==== DATA EXTRACT
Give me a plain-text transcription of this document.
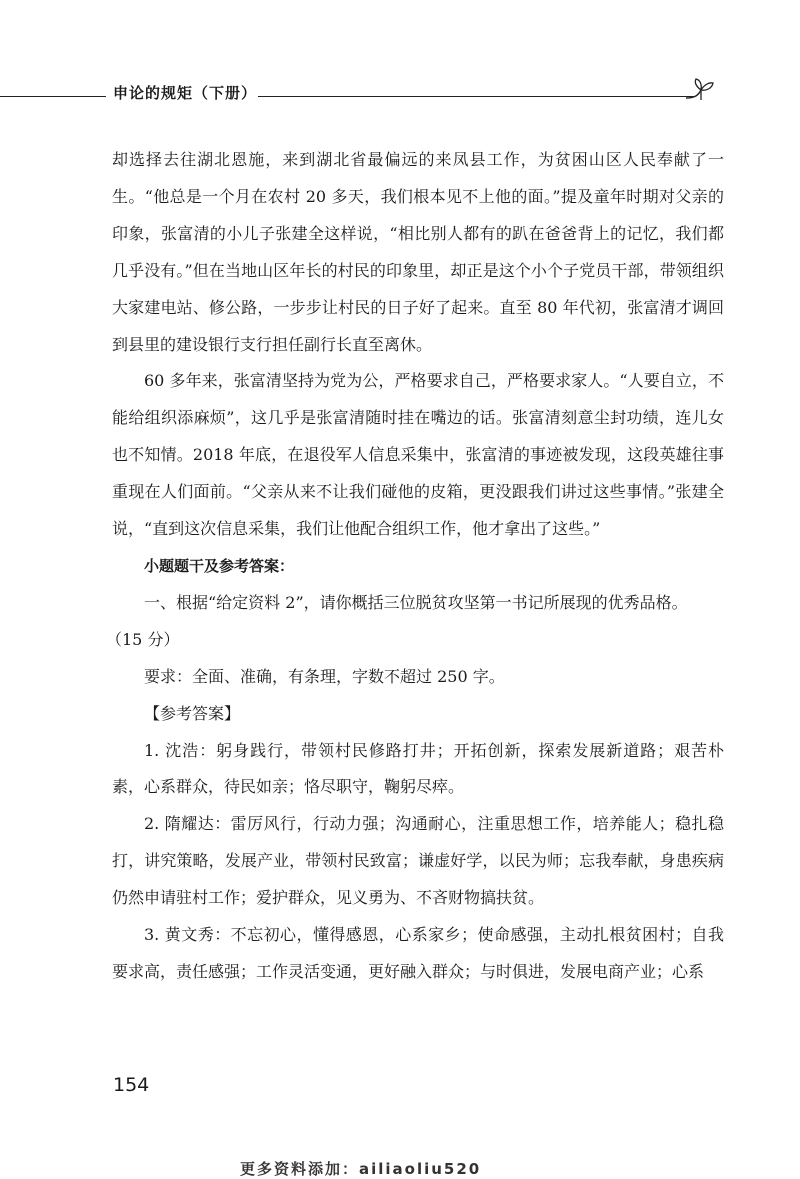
申论的规矩（下册）

却选择去往湖北恩施，来到湖北省最偏远的来凤县工作，为贫困山区人民奉献了一生。“他总是一个月在农村 20 多天，我们根本见不上他的面。”提及童年时期对父亲的印象，张富清的小儿子张建全这样说，“相比别人都有的趴在爸爸背上的记忆，我们都几乎没有。”但在当地山区年长的村民的印象里，却正是这个小个子党员干部，带领组织大家建电站、修公路，一步步让村民的日子好了起来。直至 80 年代初，张富清才调回到县里的建设银行支行担任副行长直至离休。

60 多年来，张富清坚持为党为公，严格要求自己，严格要求家人。“人要自立，不能给组织添麻烦”，这几乎是张富清随时挂在嘴边的话。张富清刻意尘封功绩，连儿女也不知情。2018 年底，在退役军人信息采集中，张富清的事迹被发现，这段英雄往事重现在人们面前。“父亲从来不让我们碰他的皮箱，更没跟我们讲过这些事情。”张建全说，“直到这次信息采集，我们让他配合组织工作，他才拿出了这些。”

小题题干及参考答案：

一、根据“给定资料 2”，请你概括三位脱贫攻坚第一书记所展现的优秀品格。

（15 分）

要求：全面、准确，有条理，字数不超过 250 字。

【参考答案】

1. 沈浩：躬身践行，带领村民修路打井；开拓创新，探索发展新道路；艰苦朴素，心系群众，待民如亲；恪尽职守，鞠躬尽瘁。

2. 隋耀达：雷厉风行，行动力强；沟通耐心，注重思想工作，培养能人；稳扎稳打，讲究策略，发展产业，带领村民致富；谦虚好学，以民为师；忘我奉献，身患疾病仍然申请驻村工作；爱护群众，见义勇为、不吝财物搞扶贫。

3. 黄文秀：不忘初心，懂得感恩，心系家乡；使命感强，主动扎根贫困村；自我要求高，责任感强；工作灵活变通，更好融入群众；与时俱进，发展电商产业；心系

154
更多资料添加：ailiaoliu520
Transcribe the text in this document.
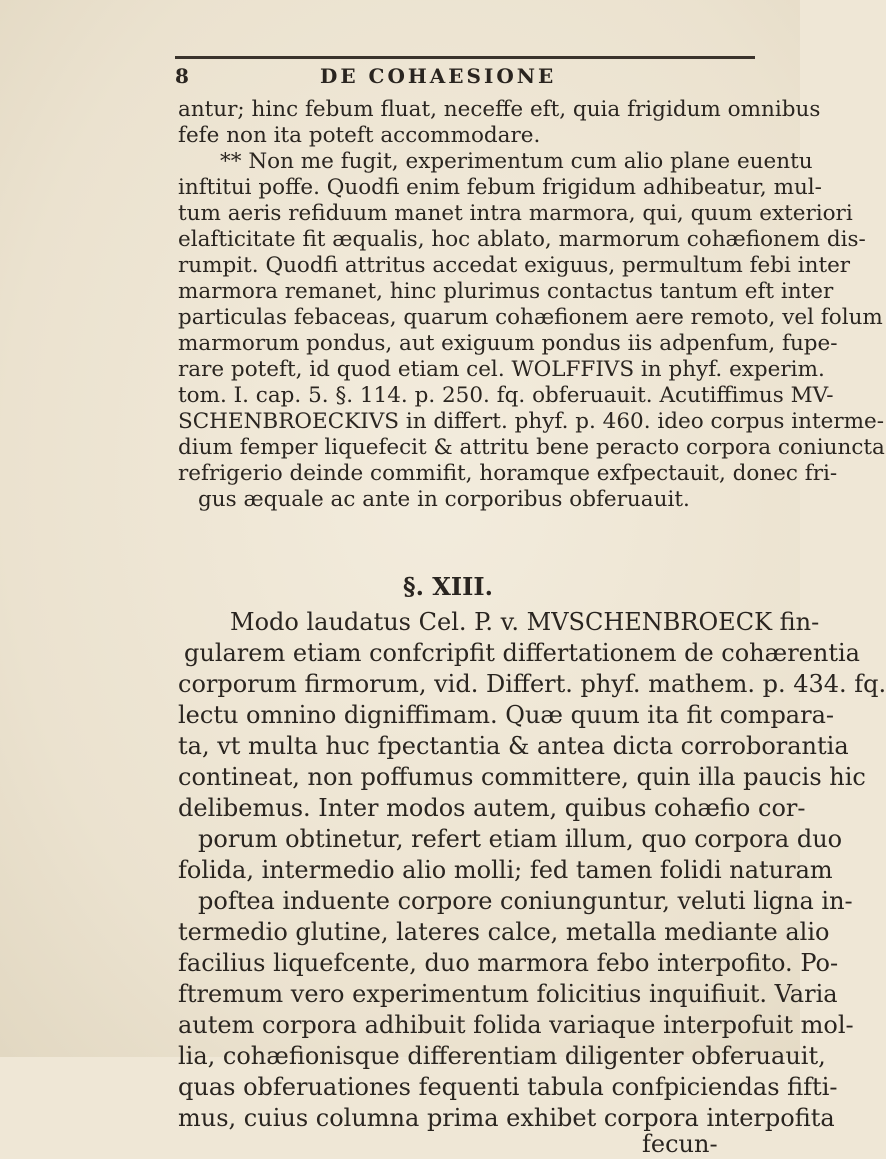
8	DE COHAESIONE
antur; hinc febum fluat, neceffe eft, quia frigidum omnibus
fefe non ita poteft accommodare.
** Non me fugit, experimentum cum alio plane euentu
inftitui poffe. Quodfi enim febum frigidum adhibeatur, mul-
tum aeris refiduum manet intra marmora, qui, quum exteriori
elafticitate fit æqualis, hoc ablato, marmorum cohæfionem dis-
rumpit. Quodfi attritus accedat exiguus, permultum febi inter
marmora remanet, hinc plurimus contactus tantum eft inter
particulas febaceas, quarum cohæfionem aere remoto, vel folum
marmorum pondus, aut exiguum pondus iis adpenfum, fupe-
rare poteft, id quod etiam cel. WOLFFIVS in phyf. experim.
tom. I. cap. 5. §. 114. p. 250. fq. obferuauit. Acutiffimus MV-
SCHENBROECKIVS in differt. phyf. p. 460. ideo corpus interme-
dium femper liquefecit & attritu bene peracto corpora coniuncta
refrigerio deinde commifit, horamque exfpectauit, donec fri-
gus æquale ac ante in corporibus obferuauit.
§. XIII.
Modo laudatus Cel. P. v. MVSCHENBROECK fin-
gularem etiam confcripfit differtationem de cohærentia
corporum firmorum, vid. Differt. phyf. mathem. p. 434. fq.
lectu omnino digniffimam. Quæ quum ita fit compara-
ta, vt multa huc fpectantia & antea dicta corroborantia
contineat, non poffumus committere, quin illa paucis hic
delibemus. Inter modos autem, quibus cohæfio cor-
porum obtinetur, refert etiam illum, quo corpora duo
folida, intermedio alio molli; fed tamen folidi naturam
poftea induente corpore coniunguntur, veluti ligna in-
termedio glutine, lateres calce, metalla mediante alio
facilius liquefcente, duo marmora febo interpofito. Po-
ftremum vero experimentum folicitius inquifiuit. Varia
autem corpora adhibuit folida variaque interpofuit mol-
lia, cohæfionisque differentiam diligenter obferuauit,
quas obferuationes fequenti tabula confpiciendas fifti-
mus, cuius columna prima exhibet corpora interpofita
fecun-
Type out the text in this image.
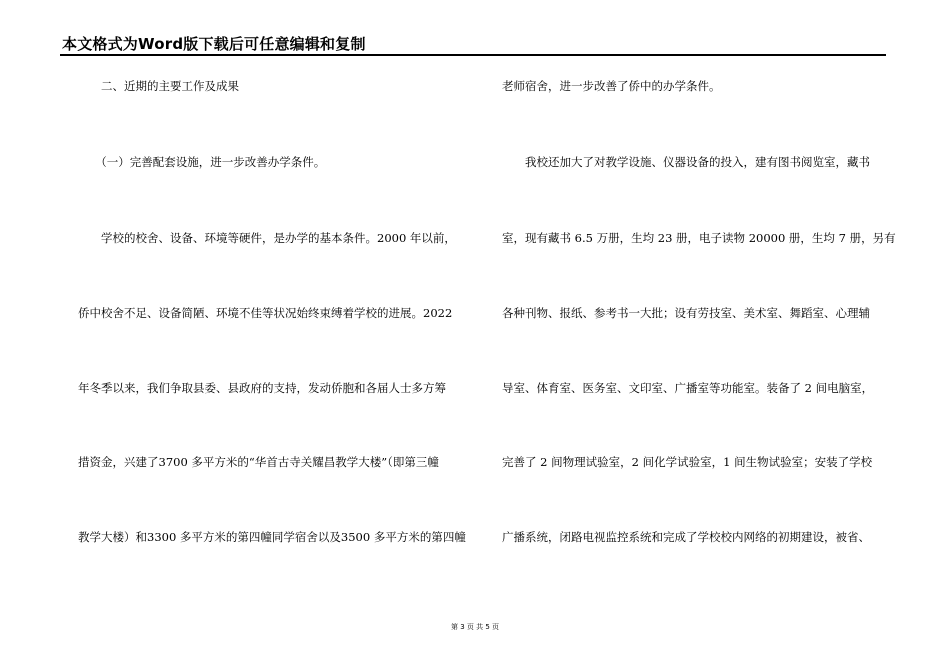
本文格式为Word版下载后可任意编辑和复制
　　二、近期的主要工作及成果
　　（一）完善配套设施，进一步改善办学条件。
　　学校的校舍、设备、环境等硬件，是办学的基本条件。2000 年以前，
侨中校舍不足、设备简陋、环境不佳等状况始终束缚着学校的进展。2022
年冬季以来，我们争取县委、县政府的支持，发动侨胞和各届人士多方筹
措资金，兴建了3700 多平方米的“华首古寺关耀昌教学大楼”（即第三幢
教学大楼）和3300 多平方米的第四幢同学宿舍以及3500 多平方米的第四幢
老师宿舍，进一步改善了侨中的办学条件。
　　我校还加大了对教学设施、仪器设备的投入，建有图书阅览室，藏书
室，现有藏书 6.5 万册，生均 23 册，电子读物 20000 册，生均 7 册，另有
各种刊物、报纸、参考书一大批；设有劳技室、美术室、舞蹈室、心理辅
导室、体育室、医务室、文印室、广播室等功能室。装备了 2 间电脑室，
完善了 2 间物理试验室，2 间化学试验室，1 间生物试验室；安装了学校
广播系统，闭路电视监控系统和完成了学校校内网络的初期建设，被省、
第 3 页 共 5 页
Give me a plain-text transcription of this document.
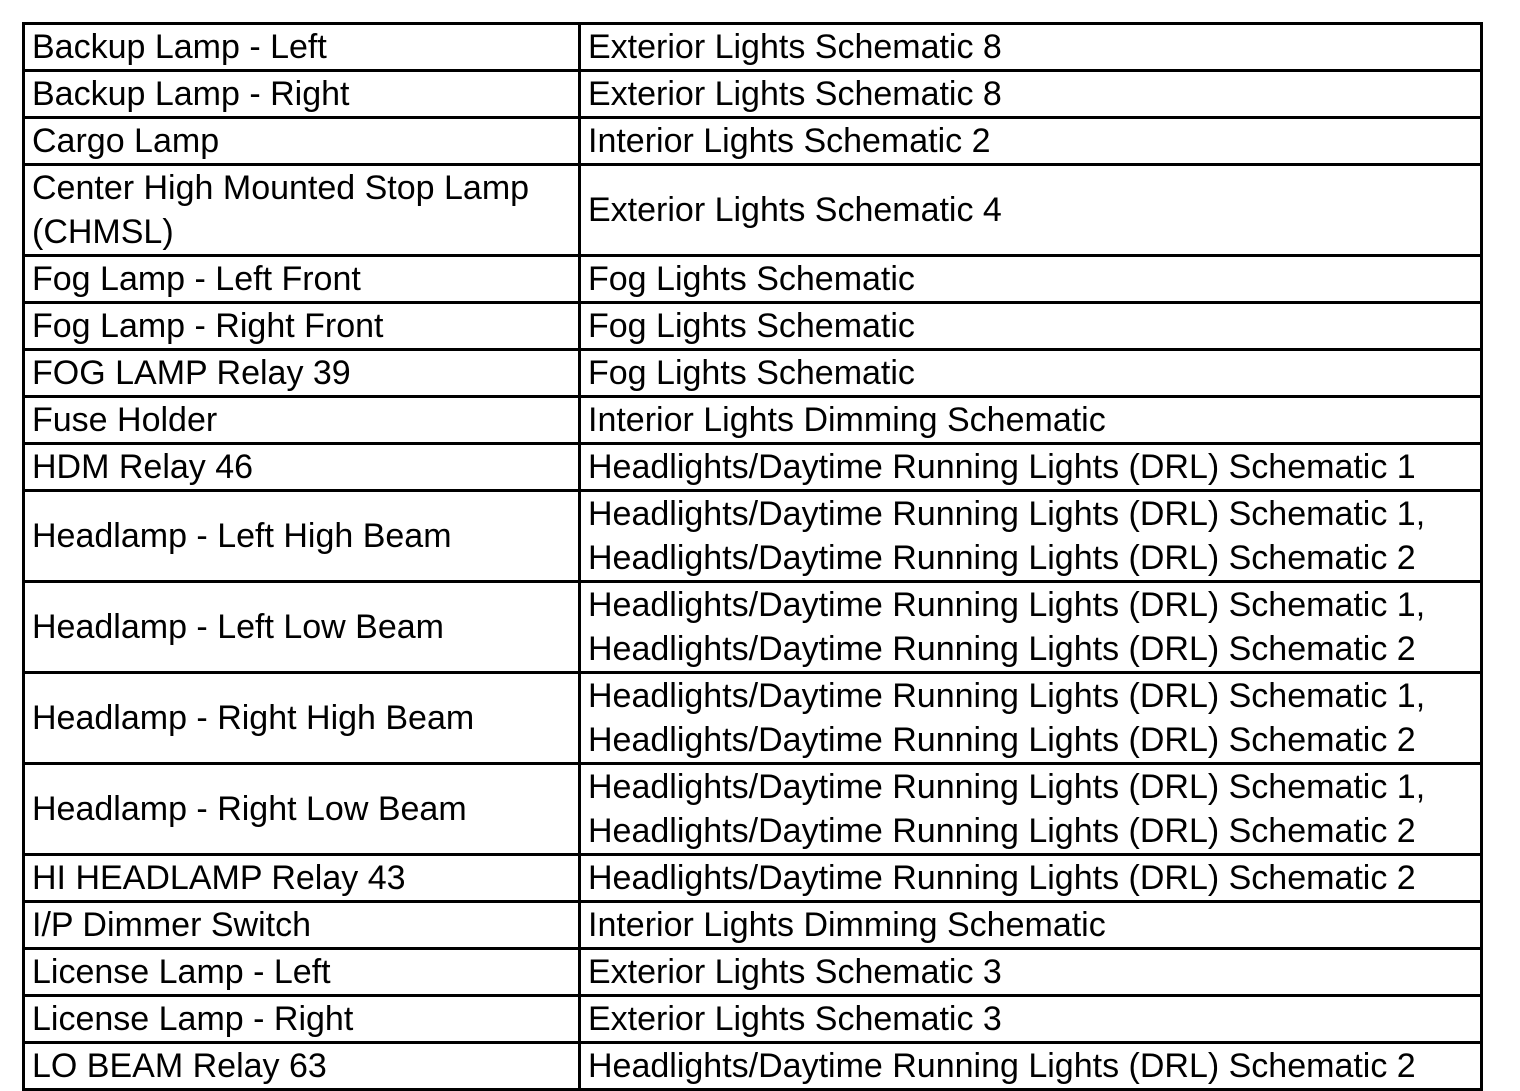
Backup Lamp - Left	Exterior Lights Schematic 8

Backup Lamp - Right	Exterior Lights Schematic 8

Cargo Lamp	Interior Lights Schematic 2

Center High Mounted Stop Lamp (CHMSL)	Exterior Lights Schematic 4

Fog Lamp - Left Front	Fog Lights Schematic

Fog Lamp - Right Front	Fog Lights Schematic

FOG LAMP Relay 39	Fog Lights Schematic

Fuse Holder	Interior Lights Dimming Schematic

HDM Relay 46	Headlights/Daytime Running Lights (DRL) Schematic 1

Headlamp - Left High Beam	Headlights/Daytime Running Lights (DRL) Schematic 1,
Headlights/Daytime Running Lights (DRL) Schematic 2

Headlamp - Left Low Beam	Headlights/Daytime Running Lights (DRL) Schematic 1,
Headlights/Daytime Running Lights (DRL) Schematic 2

Headlamp - Right High Beam	Headlights/Daytime Running Lights (DRL) Schematic 1,
Headlights/Daytime Running Lights (DRL) Schematic 2

Headlamp - Right Low Beam	Headlights/Daytime Running Lights (DRL) Schematic 1,
Headlights/Daytime Running Lights (DRL) Schematic 2

HI HEADLAMP Relay 43	Headlights/Daytime Running Lights (DRL) Schematic 2

I/P Dimmer Switch	Interior Lights Dimming Schematic

License Lamp - Left	Exterior Lights Schematic 3

License Lamp - Right	Exterior Lights Schematic 3

LO BEAM Relay 63	Headlights/Daytime Running Lights (DRL) Schematic 2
========
• INSTRUCTIONS FOR THE TASK:
Show each line of the data that contains the string "phyf".

• RESPONSE TO THIS EXERCISE:
rare poteft, id quod etiam cel. WOLFFIVS in phyf. experim.
SCHENBROECKIVS in differt. phyf. p. 460. ideo corpus interme-
corporum firmorum, vid. Differt. phyf. mathem. p. 434. fq.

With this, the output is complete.